--- START OF RECORDS FOR THIS EXERCISE ---

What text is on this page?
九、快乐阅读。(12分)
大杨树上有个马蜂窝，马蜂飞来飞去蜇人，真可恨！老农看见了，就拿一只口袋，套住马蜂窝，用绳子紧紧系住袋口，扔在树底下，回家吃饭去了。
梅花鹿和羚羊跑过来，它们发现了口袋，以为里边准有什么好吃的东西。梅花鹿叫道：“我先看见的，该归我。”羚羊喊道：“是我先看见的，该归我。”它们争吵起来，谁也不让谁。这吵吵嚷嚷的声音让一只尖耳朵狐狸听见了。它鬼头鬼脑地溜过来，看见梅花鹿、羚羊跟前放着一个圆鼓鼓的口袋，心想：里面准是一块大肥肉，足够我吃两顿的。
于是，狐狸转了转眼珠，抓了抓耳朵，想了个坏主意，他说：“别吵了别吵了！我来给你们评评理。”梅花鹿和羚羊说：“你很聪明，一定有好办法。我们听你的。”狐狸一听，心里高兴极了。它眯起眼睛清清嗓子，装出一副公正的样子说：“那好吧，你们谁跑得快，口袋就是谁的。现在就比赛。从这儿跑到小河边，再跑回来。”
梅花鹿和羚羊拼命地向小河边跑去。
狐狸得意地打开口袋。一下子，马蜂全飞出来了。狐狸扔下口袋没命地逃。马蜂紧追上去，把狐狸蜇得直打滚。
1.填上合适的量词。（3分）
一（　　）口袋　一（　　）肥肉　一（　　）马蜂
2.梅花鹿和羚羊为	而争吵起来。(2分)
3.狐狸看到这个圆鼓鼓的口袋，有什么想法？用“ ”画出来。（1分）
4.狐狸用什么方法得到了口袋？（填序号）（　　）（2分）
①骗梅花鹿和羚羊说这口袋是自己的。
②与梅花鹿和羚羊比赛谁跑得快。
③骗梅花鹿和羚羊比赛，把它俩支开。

--- END OF RECORDS FOR THIS EXERCISE ---

# [WRITTEN TASK]
Produce an exact copy of all the records.

# [RESPONSE TO THE EXERCISE]
What text is on this page?
九、快乐阅读。(12分)
大杨树上有个马蜂窝，马蜂飞来飞去蜇人，真可恨！老农看见了，就拿一只口袋，套住马蜂窝，用绳子紧紧系住袋口，扔在树底下，回家吃饭去了。
梅花鹿和羚羊跑过来，它们发现了口袋，以为里边准有什么好吃的东西。梅花鹿叫道：“我先看见的，该归我。”羚羊喊道：“是我先看见的，该归我。”它们争吵起来，谁也不让谁。这吵吵嚷嚷的声音让一只尖耳朵狐狸听见了。它鬼头鬼脑地溜过来，看见梅花鹿、羚羊跟前放着一个圆鼓鼓的口袋，心想：里面准是一块大肥肉，足够我吃两顿的。
于是，狐狸转了转眼珠，抓了抓耳朵，想了个坏主意，他说：“别吵了别吵了！我来给你们评评理。”梅花鹿和羚羊说：“你很聪明，一定有好办法。我们听你的。”狐狸一听，心里高兴极了。它眯起眼睛清清嗓子，装出一副公正的样子说：“那好吧，你们谁跑得快，口袋就是谁的。现在就比赛。从这儿跑到小河边，再跑回来。”
梅花鹿和羚羊拼命地向小河边跑去。
狐狸得意地打开口袋。一下子，马蜂全飞出来了。狐狸扔下口袋没命地逃。马蜂紧追上去，把狐狸蜇得直打滚。
1.填上合适的量词。（3分）
一（　　）口袋　一（　　）肥肉　一（　　）马蜂
2.梅花鹿和羚羊为	而争吵起来。(2分)
3.狐狸看到这个圆鼓鼓的口袋，有什么想法？用“ ”画出来。（1分）
4.狐狸用什么方法得到了口袋？（填序号）（　　）（2分）
①骗梅花鹿和羚羊说这口袋是自己的。
②与梅花鹿和羚羊比赛谁跑得快。
③骗梅花鹿和羚羊比赛，把它俩支开。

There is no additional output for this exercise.